Here are some records. Copy each one exactly.

(Data excerpts)
********
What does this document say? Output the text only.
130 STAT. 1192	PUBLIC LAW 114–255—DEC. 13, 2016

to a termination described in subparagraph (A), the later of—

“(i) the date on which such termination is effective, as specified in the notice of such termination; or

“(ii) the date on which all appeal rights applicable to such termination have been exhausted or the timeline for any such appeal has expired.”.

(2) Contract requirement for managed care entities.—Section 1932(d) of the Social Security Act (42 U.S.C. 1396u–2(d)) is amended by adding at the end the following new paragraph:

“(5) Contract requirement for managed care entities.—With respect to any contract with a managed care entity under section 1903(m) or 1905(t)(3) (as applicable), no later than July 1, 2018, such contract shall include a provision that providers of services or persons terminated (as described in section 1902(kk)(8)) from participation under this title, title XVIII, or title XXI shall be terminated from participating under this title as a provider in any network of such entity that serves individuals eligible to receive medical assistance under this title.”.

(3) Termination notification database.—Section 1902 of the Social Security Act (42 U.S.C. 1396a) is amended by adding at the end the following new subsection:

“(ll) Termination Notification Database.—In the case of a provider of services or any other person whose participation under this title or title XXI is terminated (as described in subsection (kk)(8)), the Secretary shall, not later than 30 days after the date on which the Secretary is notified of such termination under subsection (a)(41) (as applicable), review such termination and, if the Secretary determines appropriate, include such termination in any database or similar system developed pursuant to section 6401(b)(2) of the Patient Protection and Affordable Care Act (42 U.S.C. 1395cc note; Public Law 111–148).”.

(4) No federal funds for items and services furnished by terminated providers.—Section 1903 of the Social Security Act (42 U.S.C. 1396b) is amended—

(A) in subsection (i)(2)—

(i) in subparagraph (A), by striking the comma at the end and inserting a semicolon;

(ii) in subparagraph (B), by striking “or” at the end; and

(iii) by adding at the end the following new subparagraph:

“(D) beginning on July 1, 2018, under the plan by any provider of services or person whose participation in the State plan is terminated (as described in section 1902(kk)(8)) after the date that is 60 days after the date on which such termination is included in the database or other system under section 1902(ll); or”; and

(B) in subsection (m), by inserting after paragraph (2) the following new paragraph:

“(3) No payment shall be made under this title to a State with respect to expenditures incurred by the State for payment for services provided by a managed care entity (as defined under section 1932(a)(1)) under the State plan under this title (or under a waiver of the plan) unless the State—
********
Exercise solution:
What does this document say? Output the text only.
130 STAT. 1192	PUBLIC LAW 114–255—DEC. 13, 2016

to a termination described in subparagraph (A), the later of—

“(i) the date on which such termination is effective, as specified in the notice of such termination; or

“(ii) the date on which all appeal rights applicable to such termination have been exhausted or the timeline for any such appeal has expired.”.

(2) Contract requirement for managed care entities.—Section 1932(d) of the Social Security Act (42 U.S.C. 1396u–2(d)) is amended by adding at the end the following new paragraph:

“(5) Contract requirement for managed care entities.—With respect to any contract with a managed care entity under section 1903(m) or 1905(t)(3) (as applicable), no later than July 1, 2018, such contract shall include a provision that providers of services or persons terminated (as described in section 1902(kk)(8)) from participation under this title, title XVIII, or title XXI shall be terminated from participating under this title as a provider in any network of such entity that serves individuals eligible to receive medical assistance under this title.”.

(3) Termination notification database.—Section 1902 of the Social Security Act (42 U.S.C. 1396a) is amended by adding at the end the following new subsection:

“(ll) Termination Notification Database.—In the case of a provider of services or any other person whose participation under this title or title XXI is terminated (as described in subsection (kk)(8)), the Secretary shall, not later than 30 days after the date on which the Secretary is notified of such termination under subsection (a)(41) (as applicable), review such termination and, if the Secretary determines appropriate, include such termination in any database or similar system developed pursuant to section 6401(b)(2) of the Patient Protection and Affordable Care Act (42 U.S.C. 1395cc note; Public Law 111–148).”.

(4) No federal funds for items and services furnished by terminated providers.—Section 1903 of the Social Security Act (42 U.S.C. 1396b) is amended—

(A) in subsection (i)(2)—

(i) in subparagraph (A), by striking the comma at the end and inserting a semicolon;

(ii) in subparagraph (B), by striking “or” at the end; and

(iii) by adding at the end the following new subparagraph:

“(D) beginning on July 1, 2018, under the plan by any provider of services or person whose participation in the State plan is terminated (as described in section 1902(kk)(8)) after the date that is 60 days after the date on which such termination is included in the database or other system under section 1902(ll); or”; and

(B) in subsection (m), by inserting after paragraph (2) the following new paragraph:

“(3) No payment shall be made under this title to a State with respect to expenditures incurred by the State for payment for services provided by a managed care entity (as defined under section 1932(a)(1)) under the State plan under this title (or under a waiver of the plan) unless the State—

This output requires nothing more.